#### [PROBLEM TO SOLVE]
What follows is a listing. Return every line of it exactly.

# LISTING start

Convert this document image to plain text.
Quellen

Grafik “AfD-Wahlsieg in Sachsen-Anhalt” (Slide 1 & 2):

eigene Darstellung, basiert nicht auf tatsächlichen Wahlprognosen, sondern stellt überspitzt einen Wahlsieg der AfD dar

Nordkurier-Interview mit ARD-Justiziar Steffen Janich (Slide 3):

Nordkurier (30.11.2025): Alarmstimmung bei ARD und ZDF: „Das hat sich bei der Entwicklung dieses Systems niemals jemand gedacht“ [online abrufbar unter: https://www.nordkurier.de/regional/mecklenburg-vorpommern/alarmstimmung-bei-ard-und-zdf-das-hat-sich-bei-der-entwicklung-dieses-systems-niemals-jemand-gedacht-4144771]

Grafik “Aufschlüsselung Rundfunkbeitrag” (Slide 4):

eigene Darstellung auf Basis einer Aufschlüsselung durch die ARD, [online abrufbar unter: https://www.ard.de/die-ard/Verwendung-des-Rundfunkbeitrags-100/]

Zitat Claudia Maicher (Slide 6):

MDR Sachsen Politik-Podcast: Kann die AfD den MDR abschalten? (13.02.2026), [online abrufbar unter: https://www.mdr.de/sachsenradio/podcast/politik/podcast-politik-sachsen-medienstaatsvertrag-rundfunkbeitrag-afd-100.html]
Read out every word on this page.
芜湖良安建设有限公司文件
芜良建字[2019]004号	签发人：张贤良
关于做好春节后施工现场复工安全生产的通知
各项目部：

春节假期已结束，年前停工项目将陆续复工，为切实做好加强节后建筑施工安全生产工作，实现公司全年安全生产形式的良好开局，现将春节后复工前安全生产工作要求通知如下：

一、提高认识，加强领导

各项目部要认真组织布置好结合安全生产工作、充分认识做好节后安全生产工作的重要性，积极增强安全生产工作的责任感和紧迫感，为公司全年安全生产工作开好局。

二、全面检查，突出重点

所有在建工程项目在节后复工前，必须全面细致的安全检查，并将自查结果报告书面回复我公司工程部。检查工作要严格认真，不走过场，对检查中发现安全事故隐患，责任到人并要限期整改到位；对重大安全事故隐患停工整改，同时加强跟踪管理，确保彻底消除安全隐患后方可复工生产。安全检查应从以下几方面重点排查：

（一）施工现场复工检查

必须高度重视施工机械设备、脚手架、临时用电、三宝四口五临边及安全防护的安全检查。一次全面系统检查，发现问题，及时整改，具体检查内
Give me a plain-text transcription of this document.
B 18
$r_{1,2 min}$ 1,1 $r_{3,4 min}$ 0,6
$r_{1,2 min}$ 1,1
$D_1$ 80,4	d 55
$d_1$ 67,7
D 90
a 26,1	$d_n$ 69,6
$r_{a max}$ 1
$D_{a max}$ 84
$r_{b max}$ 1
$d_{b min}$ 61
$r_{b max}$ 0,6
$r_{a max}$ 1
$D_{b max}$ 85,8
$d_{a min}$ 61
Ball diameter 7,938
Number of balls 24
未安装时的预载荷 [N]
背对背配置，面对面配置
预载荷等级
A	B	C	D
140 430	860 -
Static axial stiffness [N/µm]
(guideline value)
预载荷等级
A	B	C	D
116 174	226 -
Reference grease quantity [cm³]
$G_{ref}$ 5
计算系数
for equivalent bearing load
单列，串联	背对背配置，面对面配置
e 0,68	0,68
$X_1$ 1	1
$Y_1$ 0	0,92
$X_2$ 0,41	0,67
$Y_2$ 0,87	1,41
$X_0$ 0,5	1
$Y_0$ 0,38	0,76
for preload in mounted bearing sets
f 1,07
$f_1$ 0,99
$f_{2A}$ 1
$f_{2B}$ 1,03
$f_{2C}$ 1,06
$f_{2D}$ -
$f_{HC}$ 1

# LISTING end

#### [ANSWER IN FULL]
Convert this document image to plain text.
Quellen

Grafik “AfD-Wahlsieg in Sachsen-Anhalt” (Slide 1 & 2):

eigene Darstellung, basiert nicht auf tatsächlichen Wahlprognosen, sondern stellt überspitzt einen Wahlsieg der AfD dar

Nordkurier-Interview mit ARD-Justiziar Steffen Janich (Slide 3):

Nordkurier (30.11.2025): Alarmstimmung bei ARD und ZDF: „Das hat sich bei der Entwicklung dieses Systems niemals jemand gedacht“ [online abrufbar unter: https://www.nordkurier.de/regional/mecklenburg-vorpommern/alarmstimmung-bei-ard-und-zdf-das-hat-sich-bei-der-entwicklung-dieses-systems-niemals-jemand-gedacht-4144771]

Grafik “Aufschlüsselung Rundfunkbeitrag” (Slide 4):

eigene Darstellung auf Basis einer Aufschlüsselung durch die ARD, [online abrufbar unter: https://www.ard.de/die-ard/Verwendung-des-Rundfunkbeitrags-100/]

Zitat Claudia Maicher (Slide 6):

MDR Sachsen Politik-Podcast: Kann die AfD den MDR abschalten? (13.02.2026), [online abrufbar unter: https://www.mdr.de/sachsenradio/podcast/politik/podcast-politik-sachsen-medienstaatsvertrag-rundfunkbeitrag-afd-100.html]
Read out every word on this page.
芜湖良安建设有限公司文件
芜良建字[2019]004号	签发人：张贤良
关于做好春节后施工现场复工安全生产的通知
各项目部：

春节假期已结束，年前停工项目将陆续复工，为切实做好加强节后建筑施工安全生产工作，实现公司全年安全生产形式的良好开局，现将春节后复工前安全生产工作要求通知如下：

一、提高认识，加强领导

各项目部要认真组织布置好结合安全生产工作、充分认识做好节后安全生产工作的重要性，积极增强安全生产工作的责任感和紧迫感，为公司全年安全生产工作开好局。

二、全面检查，突出重点

所有在建工程项目在节后复工前，必须全面细致的安全检查，并将自查结果报告书面回复我公司工程部。检查工作要严格认真，不走过场，对检查中发现安全事故隐患，责任到人并要限期整改到位；对重大安全事故隐患停工整改，同时加强跟踪管理，确保彻底消除安全隐患后方可复工生产。安全检查应从以下几方面重点排查：

（一）施工现场复工检查

必须高度重视施工机械设备、脚手架、临时用电、三宝四口五临边及安全防护的安全检查。一次全面系统检查，发现问题，及时整改，具体检查内
Give me a plain-text transcription of this document.
B 18
$r_{1,2 min}$ 1,1 $r_{3,4 min}$ 0,6
$r_{1,2 min}$ 1,1
$D_1$ 80,4	d 55
$d_1$ 67,7
D 90
a 26,1	$d_n$ 69,6
$r_{a max}$ 1
$D_{a max}$ 84
$r_{b max}$ 1
$d_{b min}$ 61
$r_{b max}$ 0,6
$r_{a max}$ 1
$D_{b max}$ 85,8
$d_{a min}$ 61
Ball diameter 7,938
Number of balls 24
未安装时的预载荷 [N]
背对背配置，面对面配置
预载荷等级
A	B	C	D
140 430	860 -
Static axial stiffness [N/µm]
(guideline value)
预载荷等级
A	B	C	D
116 174	226 -
Reference grease quantity [cm³]
$G_{ref}$ 5
计算系数
for equivalent bearing load
单列，串联	背对背配置，面对面配置
e 0,68	0,68
$X_1$ 1	1
$Y_1$ 0	0,92
$X_2$ 0,41	0,67
$Y_2$ 0,87	1,41
$X_0$ 0,5	1
$Y_0$ 0,38	0,76
for preload in mounted bearing sets
f 1,07
$f_1$ 0,99
$f_{2A}$ 1
$f_{2B}$ 1,03
$f_{2C}$ 1,06
$f_{2D}$ -
$f_{HC}$ 1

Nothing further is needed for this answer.